**WHAT IS ASKED:** Report the number of lines that include "JSON", with no additional text.

Items from a data source
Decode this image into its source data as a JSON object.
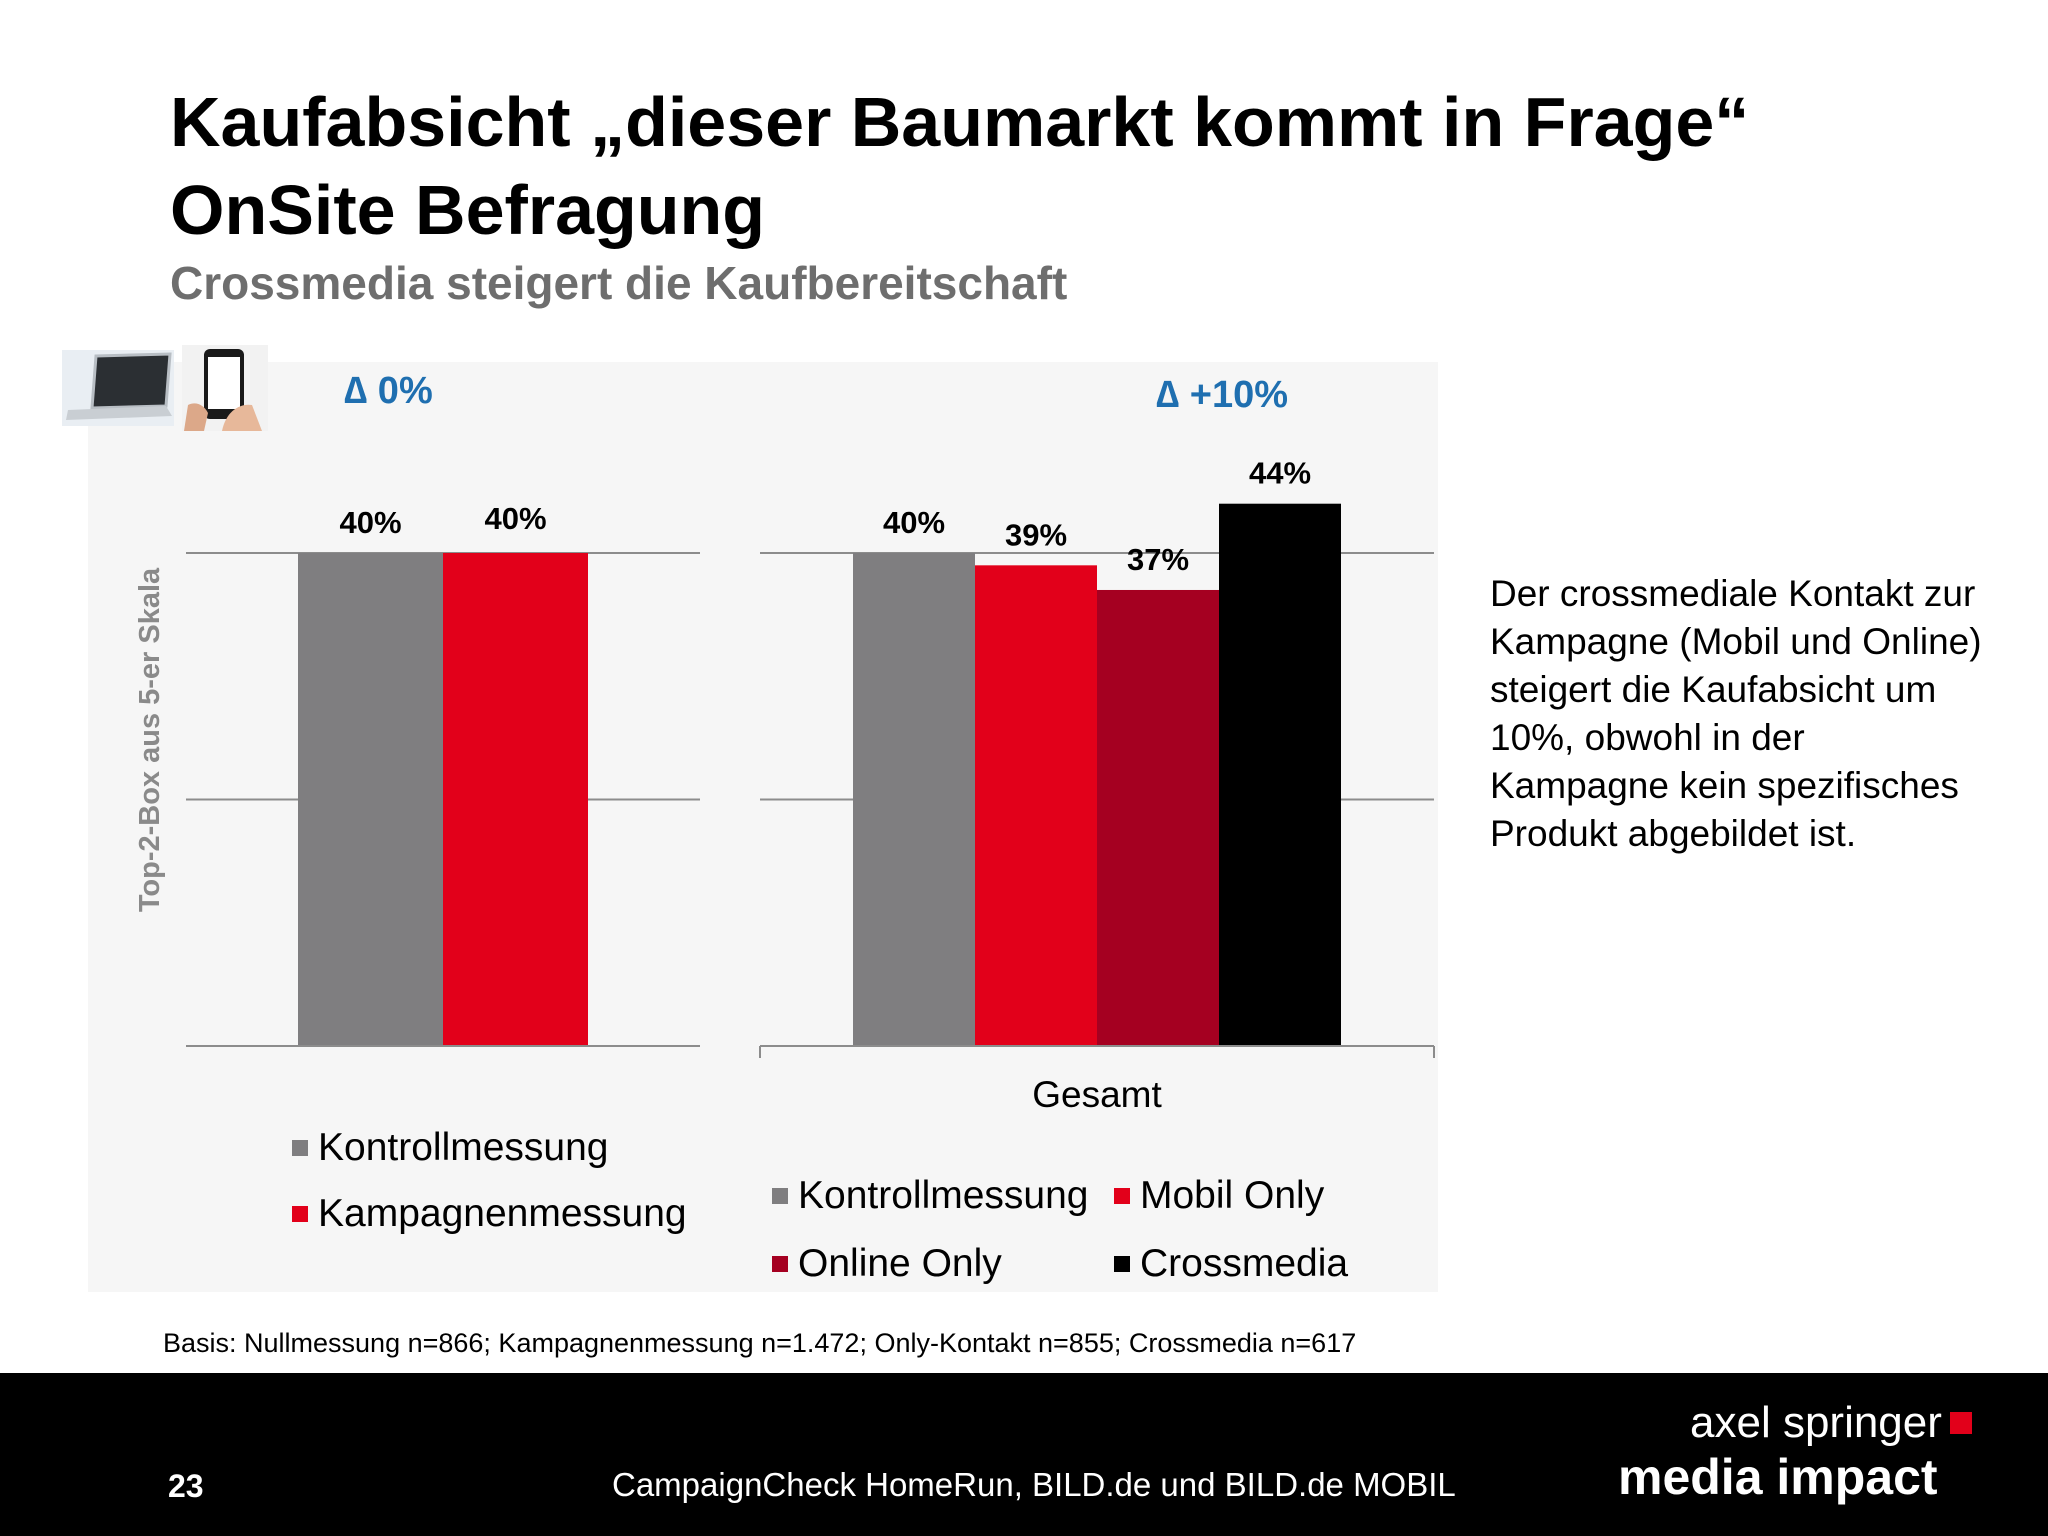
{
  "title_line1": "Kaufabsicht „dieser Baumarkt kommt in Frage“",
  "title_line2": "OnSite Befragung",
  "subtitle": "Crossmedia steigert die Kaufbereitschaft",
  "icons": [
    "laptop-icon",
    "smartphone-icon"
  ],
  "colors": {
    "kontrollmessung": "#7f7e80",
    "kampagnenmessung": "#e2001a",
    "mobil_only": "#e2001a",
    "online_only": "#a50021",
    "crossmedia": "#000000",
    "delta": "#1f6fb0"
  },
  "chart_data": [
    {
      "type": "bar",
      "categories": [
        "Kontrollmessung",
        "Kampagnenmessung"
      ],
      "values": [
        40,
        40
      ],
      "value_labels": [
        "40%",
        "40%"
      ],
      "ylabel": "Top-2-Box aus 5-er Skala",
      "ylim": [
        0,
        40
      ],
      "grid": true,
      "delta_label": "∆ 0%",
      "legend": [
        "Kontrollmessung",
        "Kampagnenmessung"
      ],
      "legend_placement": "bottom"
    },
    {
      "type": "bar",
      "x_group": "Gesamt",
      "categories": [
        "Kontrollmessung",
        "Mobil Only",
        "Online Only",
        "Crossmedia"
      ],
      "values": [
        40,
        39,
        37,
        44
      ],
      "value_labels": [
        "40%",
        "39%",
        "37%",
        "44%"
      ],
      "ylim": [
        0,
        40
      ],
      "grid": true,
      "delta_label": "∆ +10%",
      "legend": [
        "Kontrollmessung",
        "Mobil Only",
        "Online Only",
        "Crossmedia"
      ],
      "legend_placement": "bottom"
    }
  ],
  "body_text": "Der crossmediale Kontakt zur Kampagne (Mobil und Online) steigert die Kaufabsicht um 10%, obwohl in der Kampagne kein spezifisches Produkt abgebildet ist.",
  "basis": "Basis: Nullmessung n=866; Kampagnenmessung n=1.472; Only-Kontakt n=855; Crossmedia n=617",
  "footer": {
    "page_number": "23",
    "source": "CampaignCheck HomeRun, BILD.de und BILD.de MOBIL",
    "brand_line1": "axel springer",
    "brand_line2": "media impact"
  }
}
* * *
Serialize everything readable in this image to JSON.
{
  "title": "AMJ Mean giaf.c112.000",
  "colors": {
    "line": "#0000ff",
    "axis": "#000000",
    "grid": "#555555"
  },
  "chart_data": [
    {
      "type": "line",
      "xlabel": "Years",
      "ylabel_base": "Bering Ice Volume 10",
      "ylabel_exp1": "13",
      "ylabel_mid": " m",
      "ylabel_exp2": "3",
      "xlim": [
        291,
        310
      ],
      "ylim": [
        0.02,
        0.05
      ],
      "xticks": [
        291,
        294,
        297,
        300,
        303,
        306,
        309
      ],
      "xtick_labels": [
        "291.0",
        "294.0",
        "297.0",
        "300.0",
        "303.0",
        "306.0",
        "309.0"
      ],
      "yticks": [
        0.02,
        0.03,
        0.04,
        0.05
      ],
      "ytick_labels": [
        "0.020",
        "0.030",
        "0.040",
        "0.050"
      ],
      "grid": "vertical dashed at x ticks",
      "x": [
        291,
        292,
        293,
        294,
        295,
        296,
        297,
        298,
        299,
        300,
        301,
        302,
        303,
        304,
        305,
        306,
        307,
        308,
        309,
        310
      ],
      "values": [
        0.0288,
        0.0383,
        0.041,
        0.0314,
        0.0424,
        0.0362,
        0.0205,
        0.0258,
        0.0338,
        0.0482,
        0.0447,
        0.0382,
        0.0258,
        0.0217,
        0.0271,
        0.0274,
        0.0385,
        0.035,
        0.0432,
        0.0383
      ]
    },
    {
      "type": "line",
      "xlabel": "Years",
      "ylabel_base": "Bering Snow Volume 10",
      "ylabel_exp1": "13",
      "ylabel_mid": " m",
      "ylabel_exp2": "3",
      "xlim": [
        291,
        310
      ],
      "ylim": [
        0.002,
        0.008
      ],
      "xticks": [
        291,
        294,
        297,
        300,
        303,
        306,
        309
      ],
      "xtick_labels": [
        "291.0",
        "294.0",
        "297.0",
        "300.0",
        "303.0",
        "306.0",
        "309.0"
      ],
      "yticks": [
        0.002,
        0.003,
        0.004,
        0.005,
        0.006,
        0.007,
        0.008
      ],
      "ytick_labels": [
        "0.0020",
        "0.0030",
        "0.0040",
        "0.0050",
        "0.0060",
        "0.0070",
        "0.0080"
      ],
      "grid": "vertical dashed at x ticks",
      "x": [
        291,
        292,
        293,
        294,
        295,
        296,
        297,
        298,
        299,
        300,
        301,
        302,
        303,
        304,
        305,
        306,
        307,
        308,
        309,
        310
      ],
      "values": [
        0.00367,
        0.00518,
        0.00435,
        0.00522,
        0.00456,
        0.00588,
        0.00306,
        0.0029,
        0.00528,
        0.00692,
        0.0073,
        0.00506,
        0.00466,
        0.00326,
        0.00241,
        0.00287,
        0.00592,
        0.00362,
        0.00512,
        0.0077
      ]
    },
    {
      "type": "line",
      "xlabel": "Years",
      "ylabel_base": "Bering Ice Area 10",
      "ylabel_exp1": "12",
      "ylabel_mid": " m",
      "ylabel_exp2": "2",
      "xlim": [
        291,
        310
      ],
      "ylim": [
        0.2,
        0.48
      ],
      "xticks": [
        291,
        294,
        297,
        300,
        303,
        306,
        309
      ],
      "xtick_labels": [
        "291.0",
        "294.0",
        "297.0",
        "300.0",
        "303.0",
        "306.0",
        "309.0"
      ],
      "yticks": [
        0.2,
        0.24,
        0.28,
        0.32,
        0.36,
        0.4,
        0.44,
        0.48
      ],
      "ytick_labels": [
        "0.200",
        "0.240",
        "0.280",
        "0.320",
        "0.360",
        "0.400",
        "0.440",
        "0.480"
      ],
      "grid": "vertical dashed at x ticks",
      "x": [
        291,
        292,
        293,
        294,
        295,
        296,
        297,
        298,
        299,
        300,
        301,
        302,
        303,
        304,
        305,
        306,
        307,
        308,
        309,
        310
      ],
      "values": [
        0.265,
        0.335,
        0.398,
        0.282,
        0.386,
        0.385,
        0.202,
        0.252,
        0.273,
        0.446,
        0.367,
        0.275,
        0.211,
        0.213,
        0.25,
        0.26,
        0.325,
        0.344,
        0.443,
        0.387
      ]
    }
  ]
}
---
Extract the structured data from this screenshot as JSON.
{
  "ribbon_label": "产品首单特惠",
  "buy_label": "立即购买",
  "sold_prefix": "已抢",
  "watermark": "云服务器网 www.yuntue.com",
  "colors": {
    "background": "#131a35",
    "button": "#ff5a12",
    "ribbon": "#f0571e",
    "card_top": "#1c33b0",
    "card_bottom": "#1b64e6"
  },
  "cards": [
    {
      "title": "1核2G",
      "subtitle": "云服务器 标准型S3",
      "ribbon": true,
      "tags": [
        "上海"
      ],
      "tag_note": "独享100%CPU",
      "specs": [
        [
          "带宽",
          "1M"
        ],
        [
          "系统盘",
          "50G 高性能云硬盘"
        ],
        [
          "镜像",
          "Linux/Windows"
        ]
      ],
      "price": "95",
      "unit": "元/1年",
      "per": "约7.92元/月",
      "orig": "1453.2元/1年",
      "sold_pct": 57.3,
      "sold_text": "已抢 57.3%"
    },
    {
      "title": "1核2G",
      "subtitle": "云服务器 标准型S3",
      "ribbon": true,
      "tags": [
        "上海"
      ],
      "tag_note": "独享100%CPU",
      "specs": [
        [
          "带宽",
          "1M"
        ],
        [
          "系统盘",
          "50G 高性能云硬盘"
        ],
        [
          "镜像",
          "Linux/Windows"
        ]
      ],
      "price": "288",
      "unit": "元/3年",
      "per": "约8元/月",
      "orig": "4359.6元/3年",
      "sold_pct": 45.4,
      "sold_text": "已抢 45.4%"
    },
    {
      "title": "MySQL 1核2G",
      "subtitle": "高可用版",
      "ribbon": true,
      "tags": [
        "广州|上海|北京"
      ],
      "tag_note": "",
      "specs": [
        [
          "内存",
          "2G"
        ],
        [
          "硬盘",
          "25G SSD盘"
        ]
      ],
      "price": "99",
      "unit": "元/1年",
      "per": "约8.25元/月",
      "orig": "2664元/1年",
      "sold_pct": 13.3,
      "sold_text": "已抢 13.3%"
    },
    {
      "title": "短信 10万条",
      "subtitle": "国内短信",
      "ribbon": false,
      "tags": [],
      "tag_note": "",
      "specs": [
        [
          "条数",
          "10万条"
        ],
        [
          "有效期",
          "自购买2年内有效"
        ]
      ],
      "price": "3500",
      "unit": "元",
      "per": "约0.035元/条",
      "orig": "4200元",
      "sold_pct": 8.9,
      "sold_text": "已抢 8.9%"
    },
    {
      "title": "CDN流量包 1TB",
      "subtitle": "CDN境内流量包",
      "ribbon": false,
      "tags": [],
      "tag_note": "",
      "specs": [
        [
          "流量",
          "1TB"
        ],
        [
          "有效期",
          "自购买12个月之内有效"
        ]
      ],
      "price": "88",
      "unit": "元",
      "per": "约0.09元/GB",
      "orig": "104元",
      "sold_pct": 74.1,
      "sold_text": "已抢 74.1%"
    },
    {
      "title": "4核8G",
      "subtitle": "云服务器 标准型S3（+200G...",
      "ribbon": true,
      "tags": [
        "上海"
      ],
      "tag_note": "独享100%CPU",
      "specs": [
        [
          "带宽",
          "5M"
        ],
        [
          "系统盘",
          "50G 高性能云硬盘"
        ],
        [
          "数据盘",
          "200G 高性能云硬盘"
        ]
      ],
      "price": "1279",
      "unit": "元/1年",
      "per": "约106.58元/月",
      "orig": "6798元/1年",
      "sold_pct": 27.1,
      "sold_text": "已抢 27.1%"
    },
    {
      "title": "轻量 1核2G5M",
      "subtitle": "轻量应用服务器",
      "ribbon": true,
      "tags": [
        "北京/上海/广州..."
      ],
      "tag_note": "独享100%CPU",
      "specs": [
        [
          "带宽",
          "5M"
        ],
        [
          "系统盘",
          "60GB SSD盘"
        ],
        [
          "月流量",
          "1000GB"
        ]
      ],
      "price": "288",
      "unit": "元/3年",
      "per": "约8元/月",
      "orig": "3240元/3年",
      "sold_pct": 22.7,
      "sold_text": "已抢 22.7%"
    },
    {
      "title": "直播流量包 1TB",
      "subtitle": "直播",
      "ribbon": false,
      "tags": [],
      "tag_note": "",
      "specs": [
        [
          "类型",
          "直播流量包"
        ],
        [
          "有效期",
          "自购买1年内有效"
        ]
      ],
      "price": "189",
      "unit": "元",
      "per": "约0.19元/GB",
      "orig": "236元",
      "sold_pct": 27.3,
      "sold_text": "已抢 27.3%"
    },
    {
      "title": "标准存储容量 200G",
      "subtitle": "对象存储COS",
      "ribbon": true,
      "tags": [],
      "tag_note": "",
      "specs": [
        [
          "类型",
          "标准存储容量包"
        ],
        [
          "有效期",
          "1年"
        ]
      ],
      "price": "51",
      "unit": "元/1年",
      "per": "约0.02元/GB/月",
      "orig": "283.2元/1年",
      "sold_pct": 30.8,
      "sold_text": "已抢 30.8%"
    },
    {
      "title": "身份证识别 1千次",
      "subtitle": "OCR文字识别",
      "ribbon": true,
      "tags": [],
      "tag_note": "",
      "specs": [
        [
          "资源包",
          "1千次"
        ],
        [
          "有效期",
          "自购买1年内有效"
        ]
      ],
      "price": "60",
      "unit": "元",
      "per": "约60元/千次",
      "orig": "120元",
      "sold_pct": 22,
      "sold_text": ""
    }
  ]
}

**SOLVED EXERCISE:** 3